_Problem to solve_. Find each line with the string "duration" and report it.

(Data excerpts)

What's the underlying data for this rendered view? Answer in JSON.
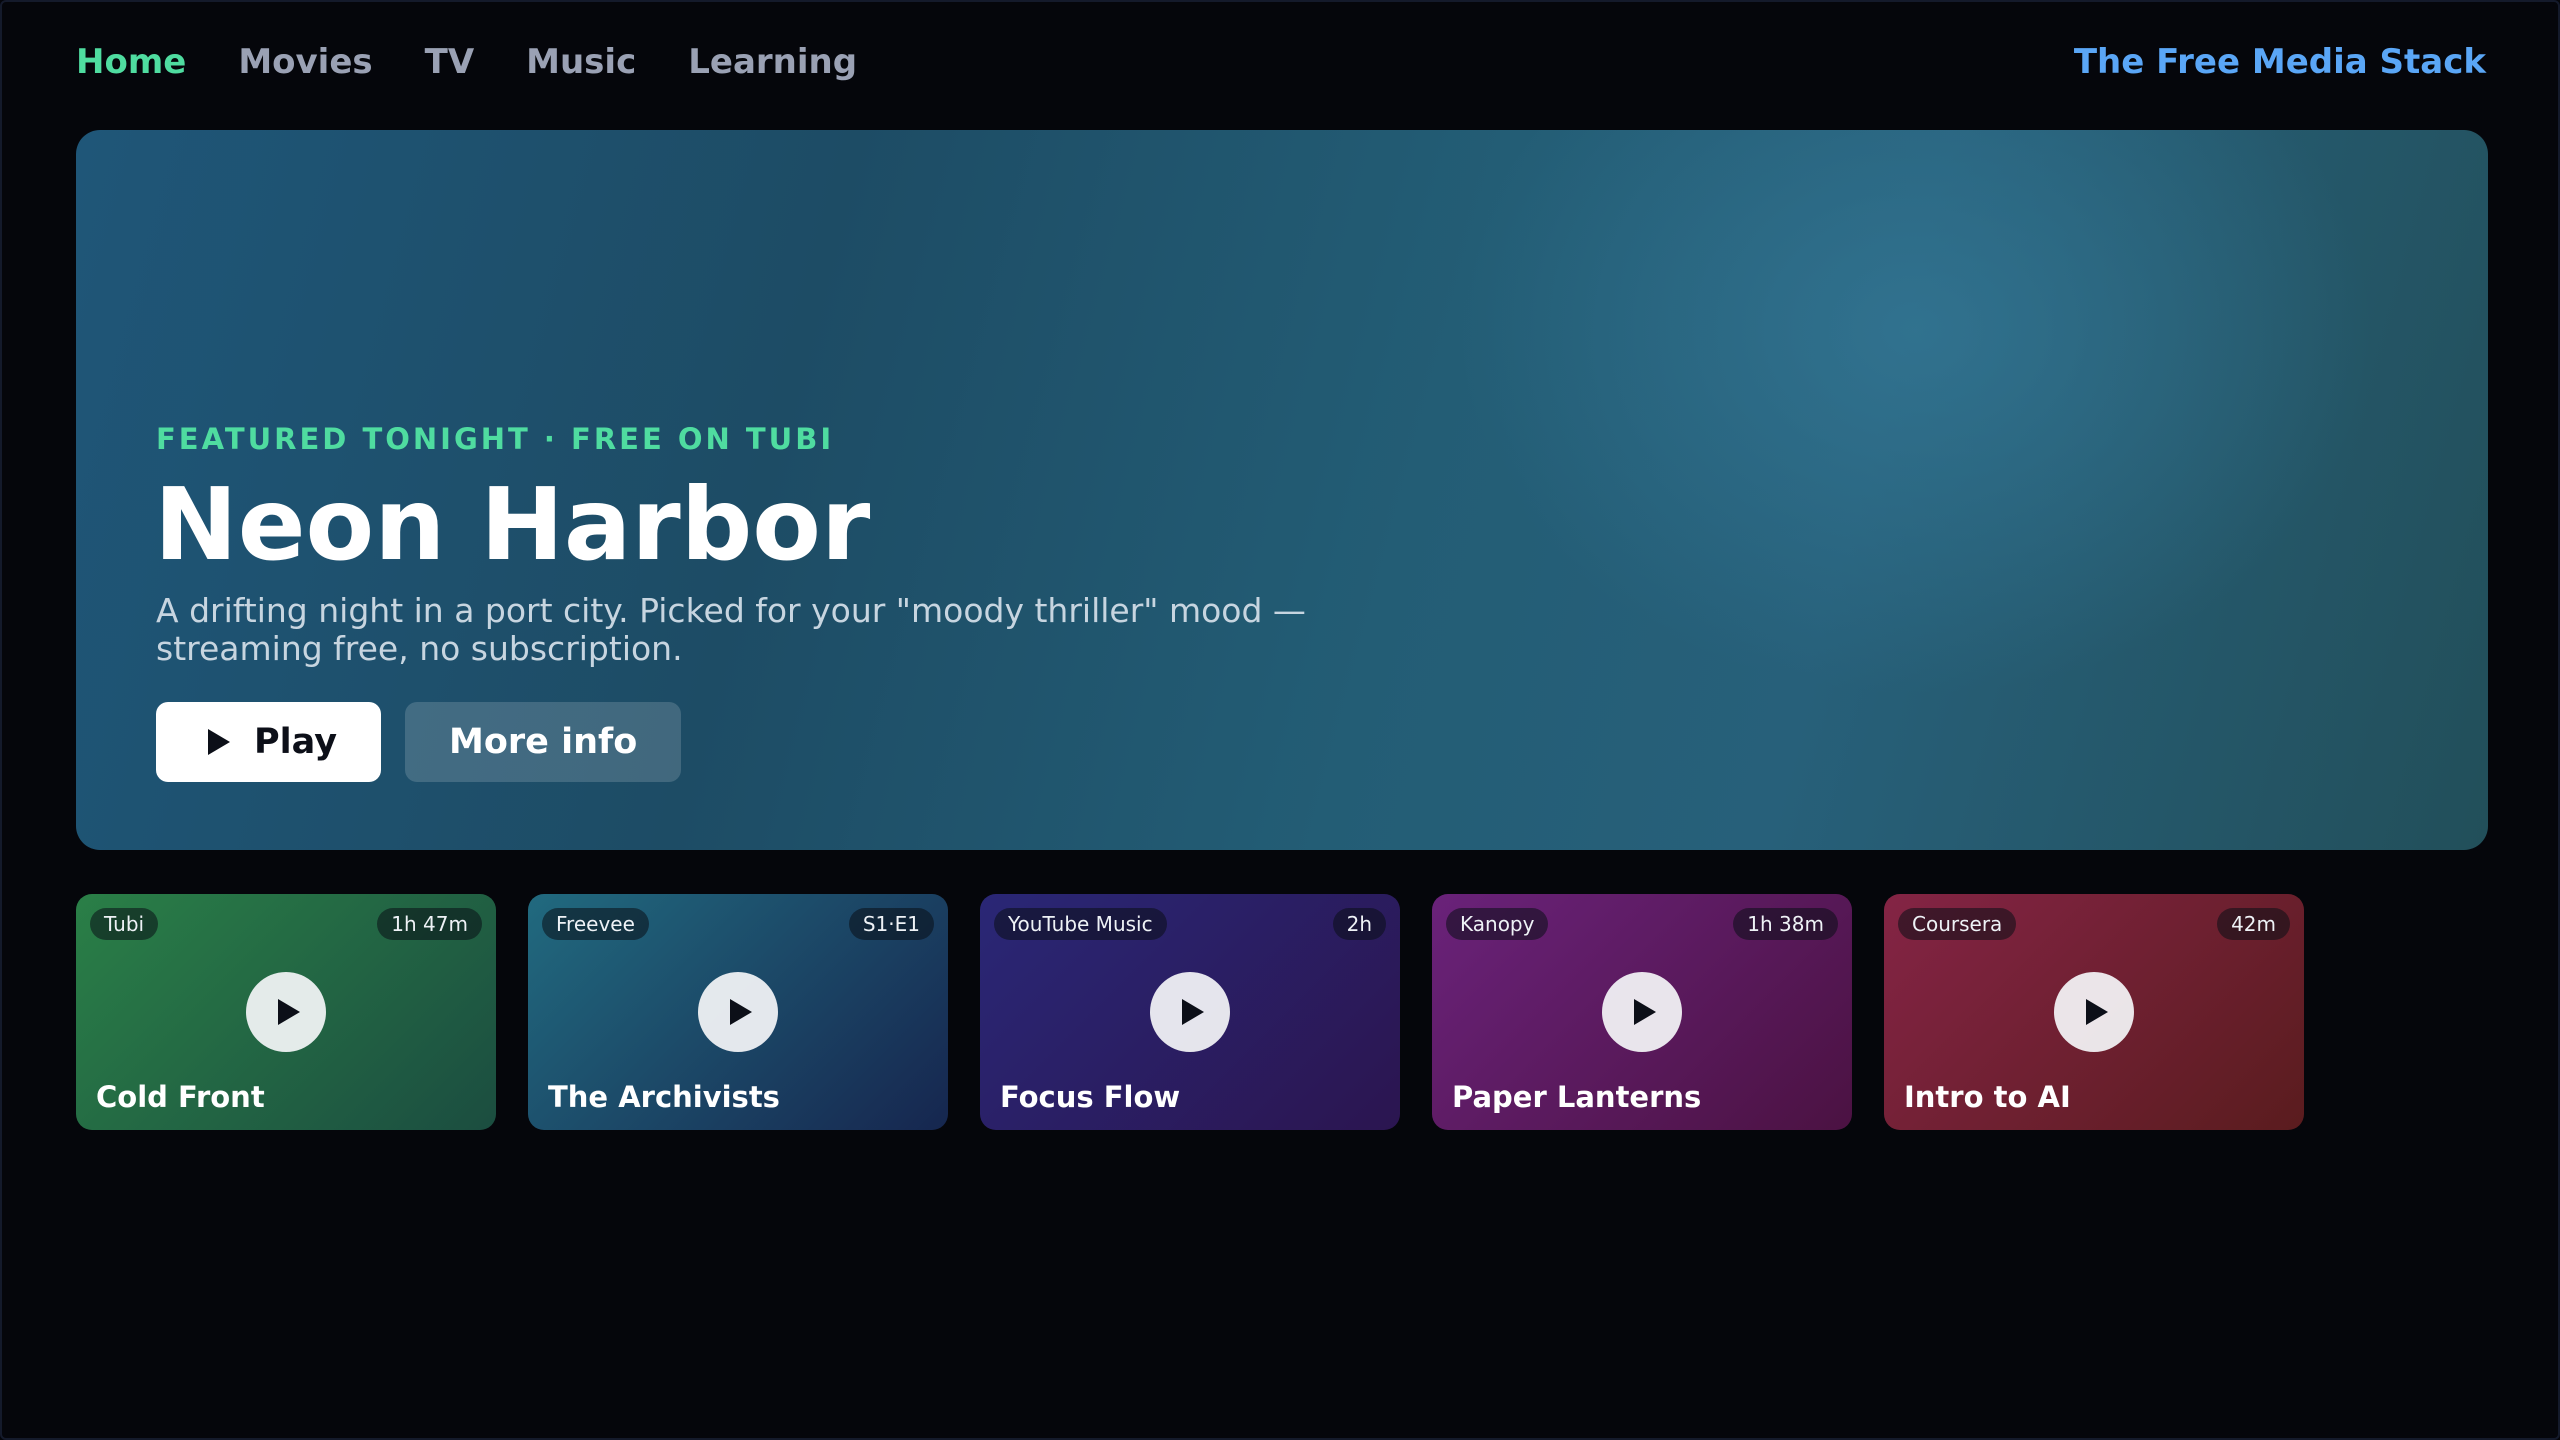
{
  "nav": {
    "items": [
      {
        "label": "Home",
        "active": true
      },
      {
        "label": "Movies",
        "active": false
      },
      {
        "label": "TV",
        "active": false
      },
      {
        "label": "Music",
        "active": false
      },
      {
        "label": "Learning",
        "active": false
      }
    ],
    "brand": "The Free Media Stack"
  },
  "hero": {
    "kicker": "FEATURED TONIGHT · FREE ON TUBI",
    "title": "Neon Harbor",
    "description": "A drifting night in a port city. Picked for your \"moody thriller\" mood — streaming free, no subscription.",
    "play_label": "Play",
    "info_label": "More info"
  },
  "cards": [
    {
      "provider": "Tubi",
      "duration": "1h 47m",
      "title": "Cold Front",
      "colors": [
        "#2a7f47",
        "#1b4d40"
      ]
    },
    {
      "provider": "Freevee",
      "duration": "S1·E1",
      "title": "The Archivists",
      "colors": [
        "#216a7f",
        "#16264f"
      ]
    },
    {
      "provider": "YouTube Music",
      "duration": "2h",
      "title": "Focus Flow",
      "colors": [
        "#2a2776",
        "#2b1550"
      ]
    },
    {
      "provider": "Kanopy",
      "duration": "1h 38m",
      "title": "Paper Lanterns",
      "colors": [
        "#6a227a",
        "#4b1242"
      ]
    },
    {
      "provider": "Coursera",
      "duration": "42m",
      "title": "Intro to AI",
      "colors": [
        "#842445",
        "#5a1c1e"
      ]
    }
  ],
  "theme": {
    "accent": "#4fdca0",
    "brand": "#5aa6f6",
    "background": "#05060b"
  }
}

_Output of the task_.
      "duration": "1h 47m",
      "duration": "S1·E1",
      "duration": "2h",
      "duration": "1h 38m",
      "duration": "42m",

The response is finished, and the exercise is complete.